* [Set exercise] Can you turn the items below into a Markdown table with a "Row" column holding each line's number and an "Entry" column holding the line itself, leaving out any blank lines?

+++ Data to process

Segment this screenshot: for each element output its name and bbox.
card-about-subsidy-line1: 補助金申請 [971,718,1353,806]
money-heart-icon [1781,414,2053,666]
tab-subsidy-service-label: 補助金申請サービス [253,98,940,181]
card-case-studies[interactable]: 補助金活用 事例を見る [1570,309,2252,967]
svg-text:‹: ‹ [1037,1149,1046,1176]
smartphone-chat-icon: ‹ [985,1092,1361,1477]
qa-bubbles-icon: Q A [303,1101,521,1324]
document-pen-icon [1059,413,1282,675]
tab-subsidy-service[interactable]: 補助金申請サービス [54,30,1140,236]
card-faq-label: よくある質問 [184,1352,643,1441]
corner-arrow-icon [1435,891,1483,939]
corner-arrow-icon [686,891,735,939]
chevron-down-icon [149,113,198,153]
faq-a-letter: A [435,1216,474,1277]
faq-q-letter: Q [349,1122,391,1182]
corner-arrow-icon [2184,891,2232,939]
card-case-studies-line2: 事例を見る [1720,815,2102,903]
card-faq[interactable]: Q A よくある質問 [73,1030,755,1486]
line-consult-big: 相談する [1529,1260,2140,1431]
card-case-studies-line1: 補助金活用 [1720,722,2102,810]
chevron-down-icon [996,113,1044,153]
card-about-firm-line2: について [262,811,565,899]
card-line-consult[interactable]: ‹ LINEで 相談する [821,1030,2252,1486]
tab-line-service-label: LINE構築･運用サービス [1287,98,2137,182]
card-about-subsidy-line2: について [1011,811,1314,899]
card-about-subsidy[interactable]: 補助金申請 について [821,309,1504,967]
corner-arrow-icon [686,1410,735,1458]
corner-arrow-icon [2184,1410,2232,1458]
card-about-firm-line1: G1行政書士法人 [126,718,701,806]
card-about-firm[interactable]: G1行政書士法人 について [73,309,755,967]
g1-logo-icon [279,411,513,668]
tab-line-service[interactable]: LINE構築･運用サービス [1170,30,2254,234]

++++++

* [Full output]
| Row | Entry |
|---|---|
| 1 | Segment this screenshot: for each element output its name and bbox. |
| 2 | card-about-subsidy-line1: 補助金申請 [971,718,1353,806] |
| 3 | money-heart-icon [1781,414,2053,666] |
| 4 | tab-subsidy-service-label: 補助金申請サービス [253,98,940,181] |
| 5 | card-case-studies[interactable]: 補助金活用 事例を見る [1570,309,2252,967] |
| 6 | svg-text:‹: ‹ [1037,1149,1046,1176] |
| 7 | smartphone-chat-icon: ‹ [985,1092,1361,1477] |
| 8 | qa-bubbles-icon: Q A [303,1101,521,1324] |
| 9 | document-pen-icon [1059,413,1282,675] |
| 10 | tab-subsidy-service[interactable]: 補助金申請サービス [54,30,1140,236] |
| 11 | card-faq-label: よくある質問 [184,1352,643,1441] |
| 12 | corner-arrow-icon [1435,891,1483,939] |
| 13 | corner-arrow-icon [686,891,735,939] |
| 14 | chevron-down-icon [149,113,198,153] |
| 15 | faq-a-letter: A [435,1216,474,1277] |
| 16 | faq-q-letter: Q [349,1122,391,1182] |
| 17 | corner-arrow-icon [2184,891,2232,939] |
| 18 | card-case-studies-line2: 事例を見る [1720,815,2102,903] |
| 19 | card-faq[interactable]: Q A よくある質問 [73,1030,755,1486] |
| 20 | line-consult-big: 相談する [1529,1260,2140,1431] |
| 21 | card-case-studies-line1: 補助金活用 [1720,722,2102,810] |
| 22 | chevron-down-icon [996,113,1044,153] |
| 23 | card-about-firm-line2: について [262,811,565,899] |
| 24 | card-line-consult[interactable]: ‹ LINEで 相談する [821,1030,2252,1486] |
| 25 | tab-line-service-label: LINE構築･運用サービス [1287,98,2137,182] |
| 26 | card-about-subsidy-line2: について [1011,811,1314,899] |
| 27 | card-about-subsidy[interactable]: 補助金申請 について [821,309,1504,967] |
| 28 | corner-arrow-icon [686,1410,735,1458] |
| 29 | corner-arrow-icon [2184,1410,2232,1458] |
| 30 | card-about-firm-line1: G1行政書士法人 [126,718,701,806] |
| 31 | card-about-firm[interactable]: G1行政書士法人 について [73,309,755,967] |
| 32 | g1-logo-icon [279,411,513,668] |
| 33 | tab-line-service[interactable]: LINE構築･運用サービス [1170,30,2254,234] |